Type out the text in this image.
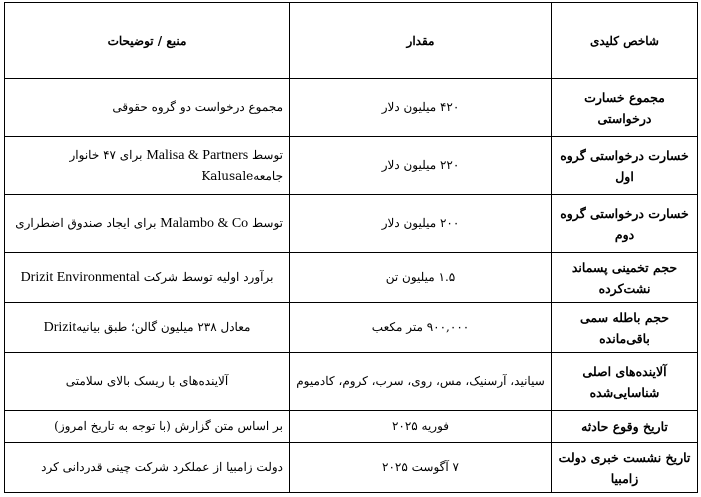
شاخص کلیدی	مقدار	منبع / توضیحات
مجموع خسارت درخواستی	۴۲۰ میلیون دلار	مجموع درخواست دو گروه حقوقی
خسارت درخواستی گروه اول	۲۲۰ میلیون دلار	توسط Malisa & Partners برای ۴۷ خانوار جامعهKalusale
خسارت درخواستی گروه دوم	۲۰۰ میلیون دلار	توسط Malambo & Co برای ایجاد صندوق اضطراری
حجم تخمینی پسماند نشت‌کرده	۱.۵ میلیون تن	برآورد اولیه توسط شرکت Drizit Environmental
حجم باطله سمی باقی‌مانده	۹۰۰,۰۰۰ متر مکعب	معادل ۲۳۸ میلیون گالن؛ طبق بیانیهDrizit
آلاینده‌های اصلی شناسایی‌شده	سیانید، آرسنیک، مس، روی، سرب، کروم، کادمیوم	آلاینده‌های با ریسک بالای سلامتی
تاریخ وقوع حادثه	فوریه ۲۰۲۵	بر اساس متن گزارش (با توجه به تاریخ امروز)
تاریخ نشست خبری دولت زامبیا	۷ آگوست ۲۰۲۵	دولت زامبیا از عملکرد شرکت چینی قدردانی کرد
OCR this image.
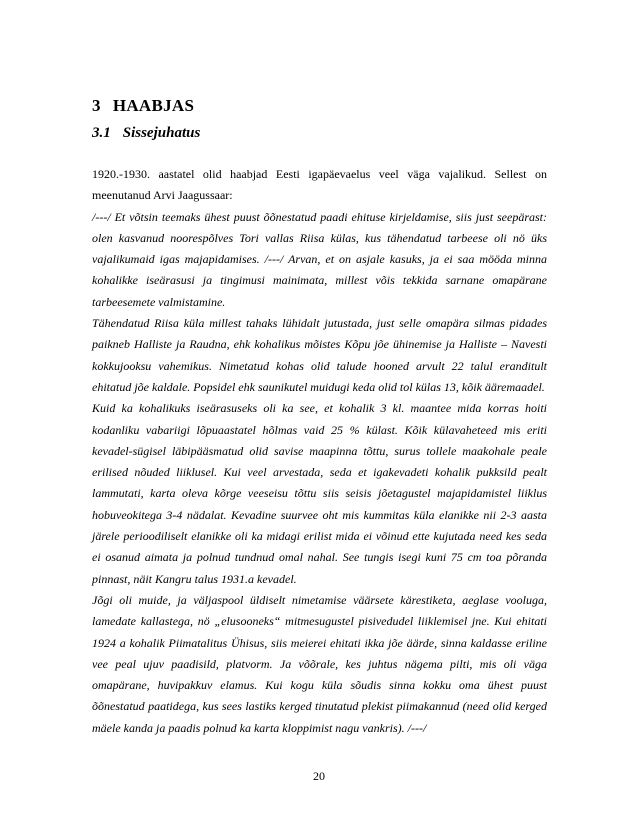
3 HAABJAS
3.1 Sissejuhatus

1920.-1930. aastatel olid haabjad Eesti igapäevaelus veel väga vajalikud. Sellest on meenutanud Arvi Jaagussaar:

/---/ Et võtsin teemaks ühest puust õõnestatud paadi ehituse kirjeldamise, siis just seepärast: olen kasvanud noorespõlves Tori vallas Riisa külas, kus tähendatud tarbeese oli nö üks vajalikumaid igas majapidamises. /---/ Arvan, et on asjale kasuks, ja ei saa mööda minna kohalikke iseärasusi ja tingimusi mainimata, millest võis tekkida sarnane omapärane tarbeesemete valmistamine.

Tähendatud Riisa küla millest tahaks lühidalt jutustada, just selle omapära silmas pidades paikneb Halliste ja Raudna, ehk kohalikus mõistes Kõpu jõe ühinemise ja Halliste – Navesti kokkujooksu vahemikus. Nimetatud kohas olid talude hooned arvult 22 talul eranditult ehitatud jõe kaldale. Popsidel ehk saunikutel muidugi keda olid tol külas 13, kõik ääremaadel.

Kuid ka kohalikuks iseärasuseks oli ka see, et kohalik 3 kl. maantee mida korras hoiti kodanliku vabariigi lõpuaastatel hõlmas vaid 25 % külast. Kõik külavaheteed mis eriti kevadel-sügisel läbipääsmatud olid savise maapinna tõttu, surus tollele maakohale peale erilised nõuded liiklusel. Kui veel arvestada, seda et igakevadeti kohalik pukksild pealt lammutati, karta oleva kõrge veeseisu tõttu siis seisis jõetagustel majapidamistel liiklus hobuveokitega 3-4 nädalat. Kevadine suurvee oht mis kummitas küla elanikke nii 2-3 aasta järele perioodiliselt elanikke oli ka midagi erilist mida ei võinud ette kujutada need kes seda ei osanud aimata ja polnud tundnud omal nahal. See tungis isegi kuni 75 cm toa põranda pinnast, näit Kangru talus 1931.a kevadel.

Jõgi oli muide, ja väljaspool üldiselt nimetamise väärsete kärestiketa, aeglase vooluga, lamedate kallastega, nö „elusooneks“ mitmesugustel pisivedudel liiklemisel jne. Kui ehitati 1924 a kohalik Piimatalitus Ühisus, siis meierei ehitati ikka jõe äärde, sinna kaldasse eriline vee peal ujuv paadisild, platvorm. Ja võõrale, kes juhtus nägema pilti, mis oli väga omapärane, huvipakkuv elamus. Kui kogu küla sõudis sinna kokku oma ühest puust õõnestatud paatidega, kus sees lastiks kerged tinutatud plekist piimakannud (need olid kerged mäele kanda ja paadis polnud ka karta kloppimist nagu vankris). /---/

20
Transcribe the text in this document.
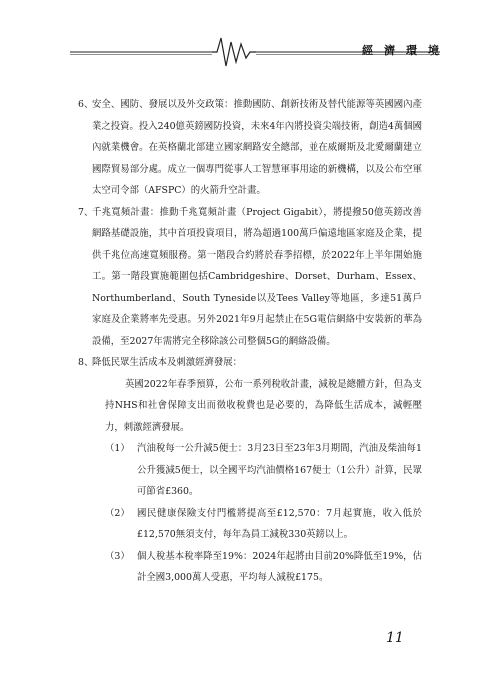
經濟環境
6、
安全、國防、發展以及外交政策：推動國防、創新技術及替代能源等英國國內產業之投資。投入240億英鎊國防投資，未來4年內將投資尖端技術，創造4萬個國內就業機會。在英格蘭北部建立國家網路安全總部，並在威爾斯及北愛爾蘭建立國際貿易部分處。成立一個專門從事人工智慧軍事用途的新機構，以及公布空軍太空司令部（AFSPC）的火箭升空計畫。
7、
千兆寬頻計畫：推動千兆寬頻計畫（Project Gigabit），將提撥50億英鎊改善網路基礎設施，其中首項投資項目，將為超過100萬戶偏遠地區家庭及企業，提供千兆位高速寬頻服務。第一階段合約將於春季招標，於2022年上半年開始施工。第一階段實施範圍包括Cambridgeshire、Dorset、Durham、Essex、Northumberland、South Tyneside以及Tees Valley等地區，多達51萬戶家庭及企業將率先受惠。另外2021年9月起禁止在5G電信網絡中安裝新的華為設備，至2027年需將完全移除該公司整個5G的網絡設備。
8、
降低民眾生活成本及刺激經濟發展：
英國2022年春季預算，公布一系列稅收計畫，減稅是總體方針，但為支持NHS和社會保障支出而徵收稅費也是必要的，為降低生活成本，減輕壓力，刺激經濟發展。
（1） 汽油稅每一公升減5便士：3月23日至23年3月期間，汽油及柴油每1公升獲減5便士，以全國平均汽油價格167便士（1公升）計算，民眾可節省£360。
（2） 國民健康保險支付門檻將提高至£12,570：7月起實施，收入低於£12,570無須支付，每年為員工減稅330英鎊以上。
（3） 個人稅基本稅率降至19%：2024年起將由目前20%降低至19%，估計全國3,000萬人受惠，平均每人減稅£175。
11
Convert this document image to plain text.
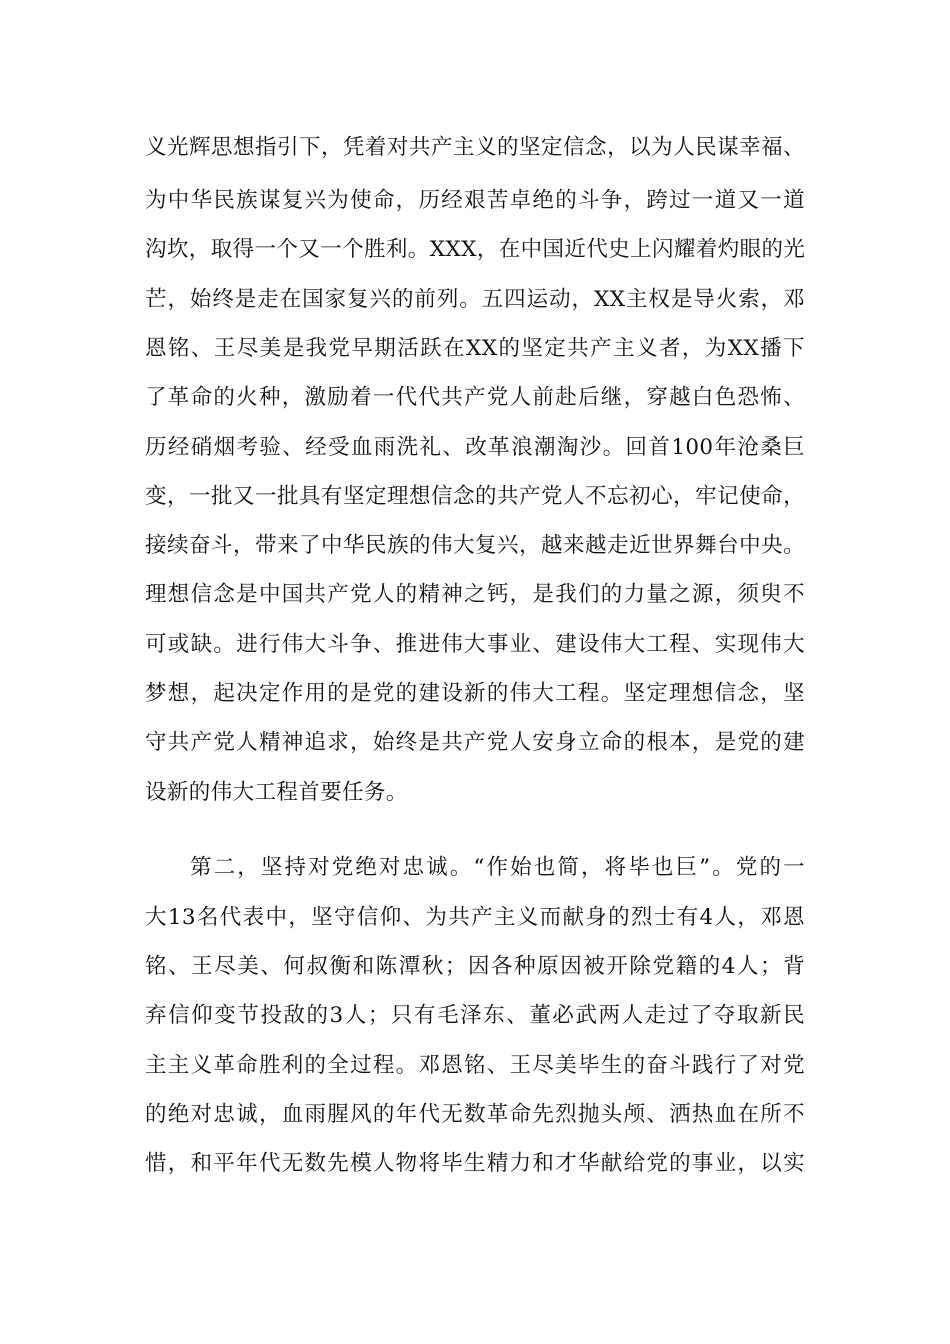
义光辉思想指引下，凭着对共产主义的坚定信念，以为人民谋幸福、
为中华民族谋复兴为使命，历经艰苦卓绝的斗争，跨过一道又一道
沟坎，取得一个又一个胜利。XXX，在中国近代史上闪耀着灼眼的光
芒，始终是走在国家复兴的前列。五四运动，XX主权是导火索，邓
恩铭、王尽美是我党早期活跃在XX的坚定共产主义者，为XX播下
了革命的火种，激励着一代代共产党人前赴后继，穿越白色恐怖、
历经硝烟考验、经受血雨洗礼、改革浪潮淘沙。回首100年沧桑巨
变，一批又一批具有坚定理想信念的共产党人不忘初心，牢记使命，
接续奋斗，带来了中华民族的伟大复兴，越来越走近世界舞台中央。
理想信念是中国共产党人的精神之钙，是我们的力量之源，须臾不
可或缺。进行伟大斗争、推进伟大事业、建设伟大工程、实现伟大
梦想，起决定作用的是党的建设新的伟大工程。坚定理想信念，坚
守共产党人精神追求，始终是共产党人安身立命的根本，是党的建
设新的伟大工程首要任务。
第二，坚持对党绝对忠诚。“作始也简，将毕也巨”。党的一
大13名代表中，坚守信仰、为共产主义而献身的烈士有4人，邓恩
铭、王尽美、何叔衡和陈潭秋；因各种原因被开除党籍的4人；背
弃信仰变节投敌的3人；只有毛泽东、董必武两人走过了夺取新民
主主义革命胜利的全过程。邓恩铭、王尽美毕生的奋斗践行了对党
的绝对忠诚，血雨腥风的年代无数革命先烈抛头颅、洒热血在所不
惜，和平年代无数先模人物将毕生精力和才华献给党的事业，以实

***

**CHALLENGE**
Using the records given above, list every line that includes the word "شرکت".

**RESPONSE**
حجم تخمینی پسماند نشت‌کرده	۱.۵ میلیون تن	برآورد اولیه توسط شرکت Drizit Environmental
تاریخ نشست خبری دولت زامبیا	۷ آگوست ۲۰۲۵	دولت زامبیا از عملکرد شرکت چینی قدردانی کرد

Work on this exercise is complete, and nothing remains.